Rows from a figure dataset
┌──
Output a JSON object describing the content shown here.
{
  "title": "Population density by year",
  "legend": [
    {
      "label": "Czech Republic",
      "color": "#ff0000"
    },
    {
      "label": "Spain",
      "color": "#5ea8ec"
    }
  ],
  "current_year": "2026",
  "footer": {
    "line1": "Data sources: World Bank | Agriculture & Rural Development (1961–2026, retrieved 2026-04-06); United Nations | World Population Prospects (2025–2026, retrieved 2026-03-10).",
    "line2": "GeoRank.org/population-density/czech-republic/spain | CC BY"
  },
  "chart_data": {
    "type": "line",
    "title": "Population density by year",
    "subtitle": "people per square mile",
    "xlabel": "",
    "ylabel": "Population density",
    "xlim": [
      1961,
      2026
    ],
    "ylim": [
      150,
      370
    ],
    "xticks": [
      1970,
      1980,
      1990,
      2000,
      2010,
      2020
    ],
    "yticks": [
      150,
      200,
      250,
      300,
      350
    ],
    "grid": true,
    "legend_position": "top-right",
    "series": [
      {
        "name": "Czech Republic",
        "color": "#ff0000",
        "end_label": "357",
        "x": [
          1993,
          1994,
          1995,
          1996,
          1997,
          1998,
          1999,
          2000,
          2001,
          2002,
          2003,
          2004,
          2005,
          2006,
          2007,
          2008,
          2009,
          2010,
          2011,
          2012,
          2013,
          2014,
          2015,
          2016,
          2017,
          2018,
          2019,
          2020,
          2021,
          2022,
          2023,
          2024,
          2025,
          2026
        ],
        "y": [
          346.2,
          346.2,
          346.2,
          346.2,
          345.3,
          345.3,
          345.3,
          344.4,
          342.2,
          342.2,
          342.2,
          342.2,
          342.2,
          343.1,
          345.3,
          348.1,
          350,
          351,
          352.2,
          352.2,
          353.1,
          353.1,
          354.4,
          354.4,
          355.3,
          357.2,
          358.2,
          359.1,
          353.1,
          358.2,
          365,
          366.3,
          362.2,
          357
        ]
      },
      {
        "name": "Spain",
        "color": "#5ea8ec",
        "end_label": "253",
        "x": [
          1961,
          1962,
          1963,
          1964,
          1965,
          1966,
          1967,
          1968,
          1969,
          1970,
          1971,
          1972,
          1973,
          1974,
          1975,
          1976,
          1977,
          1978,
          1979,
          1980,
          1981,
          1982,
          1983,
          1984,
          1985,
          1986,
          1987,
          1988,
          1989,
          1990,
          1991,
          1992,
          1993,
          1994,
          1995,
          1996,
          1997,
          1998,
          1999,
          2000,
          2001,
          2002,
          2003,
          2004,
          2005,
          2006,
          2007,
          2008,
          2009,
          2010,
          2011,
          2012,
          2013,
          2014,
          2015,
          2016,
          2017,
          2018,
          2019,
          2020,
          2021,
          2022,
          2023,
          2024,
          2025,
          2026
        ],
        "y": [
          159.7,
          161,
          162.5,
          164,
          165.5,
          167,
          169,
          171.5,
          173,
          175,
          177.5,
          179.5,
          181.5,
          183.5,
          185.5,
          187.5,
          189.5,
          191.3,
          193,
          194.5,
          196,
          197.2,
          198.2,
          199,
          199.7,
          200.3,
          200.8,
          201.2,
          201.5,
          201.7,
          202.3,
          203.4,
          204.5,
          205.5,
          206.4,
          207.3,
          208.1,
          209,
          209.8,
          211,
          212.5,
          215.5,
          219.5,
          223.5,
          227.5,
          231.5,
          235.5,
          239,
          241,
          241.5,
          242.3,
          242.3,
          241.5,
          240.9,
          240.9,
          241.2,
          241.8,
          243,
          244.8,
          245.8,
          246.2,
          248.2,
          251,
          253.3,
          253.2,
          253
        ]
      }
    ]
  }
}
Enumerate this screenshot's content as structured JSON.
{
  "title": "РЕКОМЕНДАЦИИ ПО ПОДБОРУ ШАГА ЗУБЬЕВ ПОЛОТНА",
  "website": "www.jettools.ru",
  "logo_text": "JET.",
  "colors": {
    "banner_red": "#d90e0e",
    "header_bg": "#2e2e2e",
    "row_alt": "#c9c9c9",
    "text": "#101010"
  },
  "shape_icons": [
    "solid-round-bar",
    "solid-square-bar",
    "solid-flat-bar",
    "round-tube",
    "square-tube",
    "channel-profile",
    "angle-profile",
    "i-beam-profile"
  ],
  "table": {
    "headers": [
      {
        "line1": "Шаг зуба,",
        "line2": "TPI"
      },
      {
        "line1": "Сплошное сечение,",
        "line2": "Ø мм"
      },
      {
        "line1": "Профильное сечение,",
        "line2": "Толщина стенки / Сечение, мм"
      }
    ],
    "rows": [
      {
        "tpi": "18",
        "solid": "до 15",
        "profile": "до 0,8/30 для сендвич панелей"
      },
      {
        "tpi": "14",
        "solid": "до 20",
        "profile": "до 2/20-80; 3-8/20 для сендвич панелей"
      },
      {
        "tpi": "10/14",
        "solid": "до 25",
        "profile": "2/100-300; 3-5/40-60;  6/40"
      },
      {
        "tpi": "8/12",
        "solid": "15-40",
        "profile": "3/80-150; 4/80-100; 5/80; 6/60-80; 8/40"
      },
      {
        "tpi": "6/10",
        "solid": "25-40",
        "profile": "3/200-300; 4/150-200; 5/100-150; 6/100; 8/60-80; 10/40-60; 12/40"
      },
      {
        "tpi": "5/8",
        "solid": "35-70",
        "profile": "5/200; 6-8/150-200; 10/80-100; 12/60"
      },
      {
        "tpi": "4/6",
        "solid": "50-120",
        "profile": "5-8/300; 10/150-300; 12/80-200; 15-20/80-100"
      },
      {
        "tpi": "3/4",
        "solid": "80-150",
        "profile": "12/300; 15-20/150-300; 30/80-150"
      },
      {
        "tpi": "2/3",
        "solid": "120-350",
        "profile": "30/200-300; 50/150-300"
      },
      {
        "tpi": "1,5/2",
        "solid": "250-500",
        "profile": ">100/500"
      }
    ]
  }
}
└──
→ **What the task asks**: Extract all the material, leaving every line as it is.

→ **Problem solution**:
Output a JSON object describing the content shown here.
{
  "title": "Population density by year",
  "legend": [
    {
      "label": "Czech Republic",
      "color": "#ff0000"
    },
    {
      "label": "Spain",
      "color": "#5ea8ec"
    }
  ],
  "current_year": "2026",
  "footer": {
    "line1": "Data sources: World Bank | Agriculture & Rural Development (1961–2026, retrieved 2026-04-06); United Nations | World Population Prospects (2025–2026, retrieved 2026-03-10).",
    "line2": "GeoRank.org/population-density/czech-republic/spain | CC BY"
  },
  "chart_data": {
    "type": "line",
    "title": "Population density by year",
    "subtitle": "people per square mile",
    "xlabel": "",
    "ylabel": "Population density",
    "xlim": [
      1961,
      2026
    ],
    "ylim": [
      150,
      370
    ],
    "xticks": [
      1970,
      1980,
      1990,
      2000,
      2010,
      2020
    ],
    "yticks": [
      150,
      200,
      250,
      300,
      350
    ],
    "grid": true,
    "legend_position": "top-right",
    "series": [
      {
        "name": "Czech Republic",
        "color": "#ff0000",
        "end_label": "357",
        "x": [
          1993,
          1994,
          1995,
          1996,
          1997,
          1998,
          1999,
          2000,
          2001,
          2002,
          2003,
          2004,
          2005,
          2006,
          2007,
          2008,
          2009,
          2010,
          2011,
          2012,
          2013,
          2014,
          2015,
          2016,
          2017,
          2018,
          2019,
          2020,
          2021,
          2022,
          2023,
          2024,
          2025,
          2026
        ],
        "y": [
          346.2,
          346.2,
          346.2,
          346.2,
          345.3,
          345.3,
          345.3,
          344.4,
          342.2,
          342.2,
          342.2,
          342.2,
          342.2,
          343.1,
          345.3,
          348.1,
          350,
          351,
          352.2,
          352.2,
          353.1,
          353.1,
          354.4,
          354.4,
          355.3,
          357.2,
          358.2,
          359.1,
          353.1,
          358.2,
          365,
          366.3,
          362.2,
          357
        ]
      },
      {
        "name": "Spain",
        "color": "#5ea8ec",
        "end_label": "253",
        "x": [
          1961,
          1962,
          1963,
          1964,
          1965,
          1966,
          1967,
          1968,
          1969,
          1970,
          1971,
          1972,
          1973,
          1974,
          1975,
          1976,
          1977,
          1978,
          1979,
          1980,
          1981,
          1982,
          1983,
          1984,
          1985,
          1986,
          1987,
          1988,
          1989,
          1990,
          1991,
          1992,
          1993,
          1994,
          1995,
          1996,
          1997,
          1998,
          1999,
          2000,
          2001,
          2002,
          2003,
          2004,
          2005,
          2006,
          2007,
          2008,
          2009,
          2010,
          2011,
          2012,
          2013,
          2014,
          2015,
          2016,
          2017,
          2018,
          2019,
          2020,
          2021,
          2022,
          2023,
          2024,
          2025,
          2026
        ],
        "y": [
          159.7,
          161,
          162.5,
          164,
          165.5,
          167,
          169,
          171.5,
          173,
          175,
          177.5,
          179.5,
          181.5,
          183.5,
          185.5,
          187.5,
          189.5,
          191.3,
          193,
          194.5,
          196,
          197.2,
          198.2,
          199,
          199.7,
          200.3,
          200.8,
          201.2,
          201.5,
          201.7,
          202.3,
          203.4,
          204.5,
          205.5,
          206.4,
          207.3,
          208.1,
          209,
          209.8,
          211,
          212.5,
          215.5,
          219.5,
          223.5,
          227.5,
          231.5,
          235.5,
          239,
          241,
          241.5,
          242.3,
          242.3,
          241.5,
          240.9,
          240.9,
          241.2,
          241.8,
          243,
          244.8,
          245.8,
          246.2,
          248.2,
          251,
          253.3,
          253.2,
          253
        ]
      }
    ]
  }
}
Enumerate this screenshot's content as structured JSON.
{
  "title": "РЕКОМЕНДАЦИИ ПО ПОДБОРУ ШАГА ЗУБЬЕВ ПОЛОТНА",
  "website": "www.jettools.ru",
  "logo_text": "JET.",
  "colors": {
    "banner_red": "#d90e0e",
    "header_bg": "#2e2e2e",
    "row_alt": "#c9c9c9",
    "text": "#101010"
  },
  "shape_icons": [
    "solid-round-bar",
    "solid-square-bar",
    "solid-flat-bar",
    "round-tube",
    "square-tube",
    "channel-profile",
    "angle-profile",
    "i-beam-profile"
  ],
  "table": {
    "headers": [
      {
        "line1": "Шаг зуба,",
        "line2": "TPI"
      },
      {
        "line1": "Сплошное сечение,",
        "line2": "Ø мм"
      },
      {
        "line1": "Профильное сечение,",
        "line2": "Толщина стенки / Сечение, мм"
      }
    ],
    "rows": [
      {
        "tpi": "18",
        "solid": "до 15",
        "profile": "до 0,8/30 для сендвич панелей"
      },
      {
        "tpi": "14",
        "solid": "до 20",
        "profile": "до 2/20-80; 3-8/20 для сендвич панелей"
      },
      {
        "tpi": "10/14",
        "solid": "до 25",
        "profile": "2/100-300; 3-5/40-60;  6/40"
      },
      {
        "tpi": "8/12",
        "solid": "15-40",
        "profile": "3/80-150; 4/80-100; 5/80; 6/60-80; 8/40"
      },
      {
        "tpi": "6/10",
        "solid": "25-40",
        "profile": "3/200-300; 4/150-200; 5/100-150; 6/100; 8/60-80; 10/40-60; 12/40"
      },
      {
        "tpi": "5/8",
        "solid": "35-70",
        "profile": "5/200; 6-8/150-200; 10/80-100; 12/60"
      },
      {
        "tpi": "4/6",
        "solid": "50-120",
        "profile": "5-8/300; 10/150-300; 12/80-200; 15-20/80-100"
      },
      {
        "tpi": "3/4",
        "solid": "80-150",
        "profile": "12/300; 15-20/150-300; 30/80-150"
      },
      {
        "tpi": "2/3",
        "solid": "120-350",
        "profile": "30/200-300; 50/150-300"
      },
      {
        "tpi": "1,5/2",
        "solid": "250-500",
        "profile": ">100/500"
      }
    ]
  }
}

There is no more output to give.